── Information provided ──

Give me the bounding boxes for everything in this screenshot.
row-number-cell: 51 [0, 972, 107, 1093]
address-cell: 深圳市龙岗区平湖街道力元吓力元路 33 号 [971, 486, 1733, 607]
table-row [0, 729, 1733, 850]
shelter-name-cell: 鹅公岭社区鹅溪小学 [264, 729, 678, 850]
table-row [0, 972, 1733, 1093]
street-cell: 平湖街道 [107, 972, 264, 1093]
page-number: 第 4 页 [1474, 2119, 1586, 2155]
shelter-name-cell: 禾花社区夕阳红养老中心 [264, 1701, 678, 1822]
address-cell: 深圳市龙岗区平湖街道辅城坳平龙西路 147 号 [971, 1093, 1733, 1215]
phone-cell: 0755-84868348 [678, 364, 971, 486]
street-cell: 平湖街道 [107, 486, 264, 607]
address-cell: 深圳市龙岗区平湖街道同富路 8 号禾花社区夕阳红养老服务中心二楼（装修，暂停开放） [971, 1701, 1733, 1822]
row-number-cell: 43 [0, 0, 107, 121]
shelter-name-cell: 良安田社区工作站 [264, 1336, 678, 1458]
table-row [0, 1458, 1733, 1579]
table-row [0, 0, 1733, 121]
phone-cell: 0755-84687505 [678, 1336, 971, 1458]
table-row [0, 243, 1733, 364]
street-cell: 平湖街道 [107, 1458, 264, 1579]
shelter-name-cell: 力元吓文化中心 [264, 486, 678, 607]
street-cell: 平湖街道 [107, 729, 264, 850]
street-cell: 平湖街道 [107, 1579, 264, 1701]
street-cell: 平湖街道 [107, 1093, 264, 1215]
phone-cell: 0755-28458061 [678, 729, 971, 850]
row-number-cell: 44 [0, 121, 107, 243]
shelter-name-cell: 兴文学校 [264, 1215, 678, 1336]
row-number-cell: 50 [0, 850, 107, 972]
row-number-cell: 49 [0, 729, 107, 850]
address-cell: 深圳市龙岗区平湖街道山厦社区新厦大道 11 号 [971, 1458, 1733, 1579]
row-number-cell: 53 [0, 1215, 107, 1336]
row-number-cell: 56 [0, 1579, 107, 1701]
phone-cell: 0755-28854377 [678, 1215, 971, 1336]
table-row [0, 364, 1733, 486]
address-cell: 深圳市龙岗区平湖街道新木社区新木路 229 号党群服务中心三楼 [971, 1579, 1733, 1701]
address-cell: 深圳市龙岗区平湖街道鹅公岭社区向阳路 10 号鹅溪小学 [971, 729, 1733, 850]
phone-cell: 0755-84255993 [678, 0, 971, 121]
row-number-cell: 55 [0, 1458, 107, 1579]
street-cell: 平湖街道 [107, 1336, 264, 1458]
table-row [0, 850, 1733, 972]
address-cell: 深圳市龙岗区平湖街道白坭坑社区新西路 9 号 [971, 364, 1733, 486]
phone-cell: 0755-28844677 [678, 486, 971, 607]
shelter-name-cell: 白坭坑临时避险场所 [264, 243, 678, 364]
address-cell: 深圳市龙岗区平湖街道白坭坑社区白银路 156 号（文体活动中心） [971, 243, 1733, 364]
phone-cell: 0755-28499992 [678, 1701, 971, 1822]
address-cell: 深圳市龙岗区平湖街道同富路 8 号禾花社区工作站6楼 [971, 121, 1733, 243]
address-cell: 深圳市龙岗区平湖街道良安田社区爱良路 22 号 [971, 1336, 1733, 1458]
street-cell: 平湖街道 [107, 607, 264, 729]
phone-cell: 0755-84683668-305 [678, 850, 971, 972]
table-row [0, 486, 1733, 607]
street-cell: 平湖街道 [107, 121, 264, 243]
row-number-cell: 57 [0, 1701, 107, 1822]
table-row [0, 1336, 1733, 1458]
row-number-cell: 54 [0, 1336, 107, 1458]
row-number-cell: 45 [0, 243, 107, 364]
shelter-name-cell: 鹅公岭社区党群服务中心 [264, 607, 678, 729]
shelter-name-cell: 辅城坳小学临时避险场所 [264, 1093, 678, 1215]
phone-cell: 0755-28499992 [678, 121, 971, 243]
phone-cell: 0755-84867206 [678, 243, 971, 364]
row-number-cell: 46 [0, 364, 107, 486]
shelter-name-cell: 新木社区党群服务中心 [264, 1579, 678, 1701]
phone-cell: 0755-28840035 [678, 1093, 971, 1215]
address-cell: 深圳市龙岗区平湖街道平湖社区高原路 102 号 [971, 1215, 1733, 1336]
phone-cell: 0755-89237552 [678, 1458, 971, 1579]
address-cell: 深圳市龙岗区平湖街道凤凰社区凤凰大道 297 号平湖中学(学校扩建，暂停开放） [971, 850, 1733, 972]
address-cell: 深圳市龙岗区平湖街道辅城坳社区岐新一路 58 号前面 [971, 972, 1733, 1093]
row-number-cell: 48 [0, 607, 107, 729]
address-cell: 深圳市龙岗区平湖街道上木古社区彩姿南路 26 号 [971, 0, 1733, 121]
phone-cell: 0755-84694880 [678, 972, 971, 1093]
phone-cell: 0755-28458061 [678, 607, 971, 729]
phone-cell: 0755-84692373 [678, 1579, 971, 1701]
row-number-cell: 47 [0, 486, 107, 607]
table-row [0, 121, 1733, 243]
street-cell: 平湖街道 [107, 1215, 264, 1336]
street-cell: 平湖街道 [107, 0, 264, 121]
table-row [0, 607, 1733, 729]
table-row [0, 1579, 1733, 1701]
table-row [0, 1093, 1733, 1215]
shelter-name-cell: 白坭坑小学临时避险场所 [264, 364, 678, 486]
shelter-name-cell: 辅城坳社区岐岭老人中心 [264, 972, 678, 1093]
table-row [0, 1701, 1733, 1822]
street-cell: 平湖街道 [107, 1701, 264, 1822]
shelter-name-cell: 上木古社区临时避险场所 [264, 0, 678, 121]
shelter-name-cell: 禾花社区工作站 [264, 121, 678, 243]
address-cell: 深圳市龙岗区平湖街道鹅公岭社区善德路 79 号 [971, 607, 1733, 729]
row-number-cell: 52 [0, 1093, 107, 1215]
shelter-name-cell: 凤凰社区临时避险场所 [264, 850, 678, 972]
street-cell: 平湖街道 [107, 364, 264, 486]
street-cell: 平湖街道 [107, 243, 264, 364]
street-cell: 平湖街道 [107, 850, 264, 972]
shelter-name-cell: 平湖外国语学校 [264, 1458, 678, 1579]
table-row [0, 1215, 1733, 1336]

───

Short problem = Can you copy out all of the data above, line for line, without changing a single character?

Full output =
Give me the bounding boxes for everything in this screenshot.
row-number-cell: 51 [0, 972, 107, 1093]
address-cell: 深圳市龙岗区平湖街道力元吓力元路 33 号 [971, 486, 1733, 607]
table-row [0, 729, 1733, 850]
shelter-name-cell: 鹅公岭社区鹅溪小学 [264, 729, 678, 850]
table-row [0, 972, 1733, 1093]
street-cell: 平湖街道 [107, 972, 264, 1093]
page-number: 第 4 页 [1474, 2119, 1586, 2155]
shelter-name-cell: 禾花社区夕阳红养老中心 [264, 1701, 678, 1822]
address-cell: 深圳市龙岗区平湖街道辅城坳平龙西路 147 号 [971, 1093, 1733, 1215]
phone-cell: 0755-84868348 [678, 364, 971, 486]
street-cell: 平湖街道 [107, 486, 264, 607]
address-cell: 深圳市龙岗区平湖街道同富路 8 号禾花社区夕阳红养老服务中心二楼（装修，暂停开放） [971, 1701, 1733, 1822]
row-number-cell: 43 [0, 0, 107, 121]
shelter-name-cell: 良安田社区工作站 [264, 1336, 678, 1458]
table-row [0, 1458, 1733, 1579]
table-row [0, 0, 1733, 121]
phone-cell: 0755-84687505 [678, 1336, 971, 1458]
table-row [0, 243, 1733, 364]
street-cell: 平湖街道 [107, 1458, 264, 1579]
shelter-name-cell: 力元吓文化中心 [264, 486, 678, 607]
street-cell: 平湖街道 [107, 729, 264, 850]
street-cell: 平湖街道 [107, 1579, 264, 1701]
street-cell: 平湖街道 [107, 1093, 264, 1215]
phone-cell: 0755-28458061 [678, 729, 971, 850]
row-number-cell: 44 [0, 121, 107, 243]
shelter-name-cell: 兴文学校 [264, 1215, 678, 1336]
row-number-cell: 50 [0, 850, 107, 972]
row-number-cell: 49 [0, 729, 107, 850]
address-cell: 深圳市龙岗区平湖街道山厦社区新厦大道 11 号 [971, 1458, 1733, 1579]
row-number-cell: 53 [0, 1215, 107, 1336]
row-number-cell: 56 [0, 1579, 107, 1701]
phone-cell: 0755-28854377 [678, 1215, 971, 1336]
table-row [0, 364, 1733, 486]
address-cell: 深圳市龙岗区平湖街道新木社区新木路 229 号党群服务中心三楼 [971, 1579, 1733, 1701]
address-cell: 深圳市龙岗区平湖街道鹅公岭社区向阳路 10 号鹅溪小学 [971, 729, 1733, 850]
phone-cell: 0755-84255993 [678, 0, 971, 121]
row-number-cell: 55 [0, 1458, 107, 1579]
street-cell: 平湖街道 [107, 1336, 264, 1458]
table-row [0, 850, 1733, 972]
address-cell: 深圳市龙岗区平湖街道白坭坑社区新西路 9 号 [971, 364, 1733, 486]
phone-cell: 0755-28844677 [678, 486, 971, 607]
shelter-name-cell: 白坭坑临时避险场所 [264, 243, 678, 364]
address-cell: 深圳市龙岗区平湖街道白坭坑社区白银路 156 号（文体活动中心） [971, 243, 1733, 364]
phone-cell: 0755-28499992 [678, 1701, 971, 1822]
address-cell: 深圳市龙岗区平湖街道同富路 8 号禾花社区工作站6楼 [971, 121, 1733, 243]
address-cell: 深圳市龙岗区平湖街道良安田社区爱良路 22 号 [971, 1336, 1733, 1458]
street-cell: 平湖街道 [107, 607, 264, 729]
phone-cell: 0755-84683668-305 [678, 850, 971, 972]
table-row [0, 486, 1733, 607]
street-cell: 平湖街道 [107, 121, 264, 243]
row-number-cell: 57 [0, 1701, 107, 1822]
table-row [0, 1336, 1733, 1458]
row-number-cell: 54 [0, 1336, 107, 1458]
row-number-cell: 45 [0, 243, 107, 364]
shelter-name-cell: 鹅公岭社区党群服务中心 [264, 607, 678, 729]
shelter-name-cell: 辅城坳小学临时避险场所 [264, 1093, 678, 1215]
phone-cell: 0755-28499992 [678, 121, 971, 243]
phone-cell: 0755-84867206 [678, 243, 971, 364]
row-number-cell: 46 [0, 364, 107, 486]
shelter-name-cell: 新木社区党群服务中心 [264, 1579, 678, 1701]
phone-cell: 0755-28840035 [678, 1093, 971, 1215]
address-cell: 深圳市龙岗区平湖街道平湖社区高原路 102 号 [971, 1215, 1733, 1336]
phone-cell: 0755-89237552 [678, 1458, 971, 1579]
address-cell: 深圳市龙岗区平湖街道凤凰社区凤凰大道 297 号平湖中学(学校扩建，暂停开放） [971, 850, 1733, 972]
address-cell: 深圳市龙岗区平湖街道辅城坳社区岐新一路 58 号前面 [971, 972, 1733, 1093]
row-number-cell: 48 [0, 607, 107, 729]
address-cell: 深圳市龙岗区平湖街道上木古社区彩姿南路 26 号 [971, 0, 1733, 121]
phone-cell: 0755-84694880 [678, 972, 971, 1093]
phone-cell: 0755-28458061 [678, 607, 971, 729]
phone-cell: 0755-84692373 [678, 1579, 971, 1701]
row-number-cell: 47 [0, 486, 107, 607]
table-row [0, 121, 1733, 243]
street-cell: 平湖街道 [107, 1215, 264, 1336]
street-cell: 平湖街道 [107, 0, 264, 121]
table-row [0, 607, 1733, 729]
table-row [0, 1579, 1733, 1701]
table-row [0, 1093, 1733, 1215]
shelter-name-cell: 白坭坑小学临时避险场所 [264, 364, 678, 486]
shelter-name-cell: 辅城坳社区岐岭老人中心 [264, 972, 678, 1093]
table-row [0, 1701, 1733, 1822]
street-cell: 平湖街道 [107, 1701, 264, 1822]
shelter-name-cell: 上木古社区临时避险场所 [264, 0, 678, 121]
shelter-name-cell: 禾花社区工作站 [264, 121, 678, 243]
address-cell: 深圳市龙岗区平湖街道鹅公岭社区善德路 79 号 [971, 607, 1733, 729]
row-number-cell: 52 [0, 1093, 107, 1215]
shelter-name-cell: 凤凰社区临时避险场所 [264, 850, 678, 972]
street-cell: 平湖街道 [107, 364, 264, 486]
street-cell: 平湖街道 [107, 243, 264, 364]
street-cell: 平湖街道 [107, 850, 264, 972]
shelter-name-cell: 平湖外国语学校 [264, 1458, 678, 1579]
table-row [0, 1215, 1733, 1336]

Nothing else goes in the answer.